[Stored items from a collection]
====================

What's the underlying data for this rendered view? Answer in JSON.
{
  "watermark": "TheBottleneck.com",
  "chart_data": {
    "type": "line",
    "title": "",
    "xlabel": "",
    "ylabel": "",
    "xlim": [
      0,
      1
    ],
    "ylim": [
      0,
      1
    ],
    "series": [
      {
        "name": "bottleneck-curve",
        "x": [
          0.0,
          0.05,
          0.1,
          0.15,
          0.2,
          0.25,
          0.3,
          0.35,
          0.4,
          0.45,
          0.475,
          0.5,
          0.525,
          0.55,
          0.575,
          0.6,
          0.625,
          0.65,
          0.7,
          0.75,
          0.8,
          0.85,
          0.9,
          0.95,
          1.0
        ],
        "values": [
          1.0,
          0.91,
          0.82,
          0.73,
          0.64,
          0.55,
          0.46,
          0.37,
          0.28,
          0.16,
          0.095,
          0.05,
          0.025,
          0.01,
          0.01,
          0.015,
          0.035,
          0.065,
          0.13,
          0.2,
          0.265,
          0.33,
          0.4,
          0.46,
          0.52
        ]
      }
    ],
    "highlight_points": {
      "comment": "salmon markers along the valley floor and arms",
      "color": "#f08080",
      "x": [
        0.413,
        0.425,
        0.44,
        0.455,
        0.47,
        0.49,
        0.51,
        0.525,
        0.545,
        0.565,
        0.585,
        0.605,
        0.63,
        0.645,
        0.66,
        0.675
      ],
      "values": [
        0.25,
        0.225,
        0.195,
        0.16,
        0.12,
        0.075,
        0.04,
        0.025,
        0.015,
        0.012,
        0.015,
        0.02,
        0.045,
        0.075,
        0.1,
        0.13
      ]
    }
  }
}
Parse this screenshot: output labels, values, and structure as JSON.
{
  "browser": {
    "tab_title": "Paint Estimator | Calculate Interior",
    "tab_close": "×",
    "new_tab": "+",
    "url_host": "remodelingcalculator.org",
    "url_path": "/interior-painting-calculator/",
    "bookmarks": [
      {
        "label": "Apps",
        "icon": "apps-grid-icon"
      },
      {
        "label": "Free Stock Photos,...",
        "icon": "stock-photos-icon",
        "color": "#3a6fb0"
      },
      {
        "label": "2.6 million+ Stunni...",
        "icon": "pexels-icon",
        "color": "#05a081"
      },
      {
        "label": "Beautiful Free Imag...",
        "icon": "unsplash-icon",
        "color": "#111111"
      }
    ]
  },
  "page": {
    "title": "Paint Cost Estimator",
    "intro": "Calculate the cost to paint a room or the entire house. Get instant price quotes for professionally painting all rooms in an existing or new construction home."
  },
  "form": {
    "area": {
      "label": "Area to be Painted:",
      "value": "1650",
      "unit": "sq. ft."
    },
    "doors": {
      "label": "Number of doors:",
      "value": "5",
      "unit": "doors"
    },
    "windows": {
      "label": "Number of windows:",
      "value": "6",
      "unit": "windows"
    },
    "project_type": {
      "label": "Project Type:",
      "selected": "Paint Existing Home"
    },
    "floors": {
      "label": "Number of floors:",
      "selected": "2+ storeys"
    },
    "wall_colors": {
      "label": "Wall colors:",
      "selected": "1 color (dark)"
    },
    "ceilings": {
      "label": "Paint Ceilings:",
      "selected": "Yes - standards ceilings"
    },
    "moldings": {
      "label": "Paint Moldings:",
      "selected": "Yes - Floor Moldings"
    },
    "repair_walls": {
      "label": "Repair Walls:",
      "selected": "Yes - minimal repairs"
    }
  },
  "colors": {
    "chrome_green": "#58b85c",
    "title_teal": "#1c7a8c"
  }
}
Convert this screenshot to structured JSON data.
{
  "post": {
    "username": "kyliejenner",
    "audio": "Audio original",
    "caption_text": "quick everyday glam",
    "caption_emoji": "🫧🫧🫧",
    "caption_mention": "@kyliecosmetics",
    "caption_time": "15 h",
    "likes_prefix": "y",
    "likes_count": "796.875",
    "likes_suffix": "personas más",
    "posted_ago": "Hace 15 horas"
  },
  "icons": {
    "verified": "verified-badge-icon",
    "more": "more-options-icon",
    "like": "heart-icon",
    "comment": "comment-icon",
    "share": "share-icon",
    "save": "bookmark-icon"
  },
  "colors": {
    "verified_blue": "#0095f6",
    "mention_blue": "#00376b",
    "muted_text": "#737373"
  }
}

====================

§ **WHAT THE TASK REQUIRES**
Copy out every entry again, exactly as it was given.

§ **EXERCISE RESULT**
What's the underlying data for this rendered view? Answer in JSON.
{
  "watermark": "TheBottleneck.com",
  "chart_data": {
    "type": "line",
    "title": "",
    "xlabel": "",
    "ylabel": "",
    "xlim": [
      0,
      1
    ],
    "ylim": [
      0,
      1
    ],
    "series": [
      {
        "name": "bottleneck-curve",
        "x": [
          0.0,
          0.05,
          0.1,
          0.15,
          0.2,
          0.25,
          0.3,
          0.35,
          0.4,
          0.45,
          0.475,
          0.5,
          0.525,
          0.55,
          0.575,
          0.6,
          0.625,
          0.65,
          0.7,
          0.75,
          0.8,
          0.85,
          0.9,
          0.95,
          1.0
        ],
        "values": [
          1.0,
          0.91,
          0.82,
          0.73,
          0.64,
          0.55,
          0.46,
          0.37,
          0.28,
          0.16,
          0.095,
          0.05,
          0.025,
          0.01,
          0.01,
          0.015,
          0.035,
          0.065,
          0.13,
          0.2,
          0.265,
          0.33,
          0.4,
          0.46,
          0.52
        ]
      }
    ],
    "highlight_points": {
      "comment": "salmon markers along the valley floor and arms",
      "color": "#f08080",
      "x": [
        0.413,
        0.425,
        0.44,
        0.455,
        0.47,
        0.49,
        0.51,
        0.525,
        0.545,
        0.565,
        0.585,
        0.605,
        0.63,
        0.645,
        0.66,
        0.675
      ],
      "values": [
        0.25,
        0.225,
        0.195,
        0.16,
        0.12,
        0.075,
        0.04,
        0.025,
        0.015,
        0.012,
        0.015,
        0.02,
        0.045,
        0.075,
        0.1,
        0.13
      ]
    }
  }
}
Parse this screenshot: output labels, values, and structure as JSON.
{
  "browser": {
    "tab_title": "Paint Estimator | Calculate Interior",
    "tab_close": "×",
    "new_tab": "+",
    "url_host": "remodelingcalculator.org",
    "url_path": "/interior-painting-calculator/",
    "bookmarks": [
      {
        "label": "Apps",
        "icon": "apps-grid-icon"
      },
      {
        "label": "Free Stock Photos,...",
        "icon": "stock-photos-icon",
        "color": "#3a6fb0"
      },
      {
        "label": "2.6 million+ Stunni...",
        "icon": "pexels-icon",
        "color": "#05a081"
      },
      {
        "label": "Beautiful Free Imag...",
        "icon": "unsplash-icon",
        "color": "#111111"
      }
    ]
  },
  "page": {
    "title": "Paint Cost Estimator",
    "intro": "Calculate the cost to paint a room or the entire house. Get instant price quotes for professionally painting all rooms in an existing or new construction home."
  },
  "form": {
    "area": {
      "label": "Area to be Painted:",
      "value": "1650",
      "unit": "sq. ft."
    },
    "doors": {
      "label": "Number of doors:",
      "value": "5",
      "unit": "doors"
    },
    "windows": {
      "label": "Number of windows:",
      "value": "6",
      "unit": "windows"
    },
    "project_type": {
      "label": "Project Type:",
      "selected": "Paint Existing Home"
    },
    "floors": {
      "label": "Number of floors:",
      "selected": "2+ storeys"
    },
    "wall_colors": {
      "label": "Wall colors:",
      "selected": "1 color (dark)"
    },
    "ceilings": {
      "label": "Paint Ceilings:",
      "selected": "Yes - standards ceilings"
    },
    "moldings": {
      "label": "Paint Moldings:",
      "selected": "Yes - Floor Moldings"
    },
    "repair_walls": {
      "label": "Repair Walls:",
      "selected": "Yes - minimal repairs"
    }
  },
  "colors": {
    "chrome_green": "#58b85c",
    "title_teal": "#1c7a8c"
  }
}
Convert this screenshot to structured JSON data.
{
  "post": {
    "username": "kyliejenner",
    "audio": "Audio original",
    "caption_text": "quick everyday glam",
    "caption_emoji": "🫧🫧🫧",
    "caption_mention": "@kyliecosmetics",
    "caption_time": "15 h",
    "likes_prefix": "y",
    "likes_count": "796.875",
    "likes_suffix": "personas más",
    "posted_ago": "Hace 15 horas"
  },
  "icons": {
    "verified": "verified-badge-icon",
    "more": "more-options-icon",
    "like": "heart-icon",
    "comment": "comment-icon",
    "share": "share-icon",
    "save": "bookmark-icon"
  },
  "colors": {
    "verified_blue": "#0095f6",
    "mention_blue": "#00376b",
    "muted_text": "#737373"
  }
}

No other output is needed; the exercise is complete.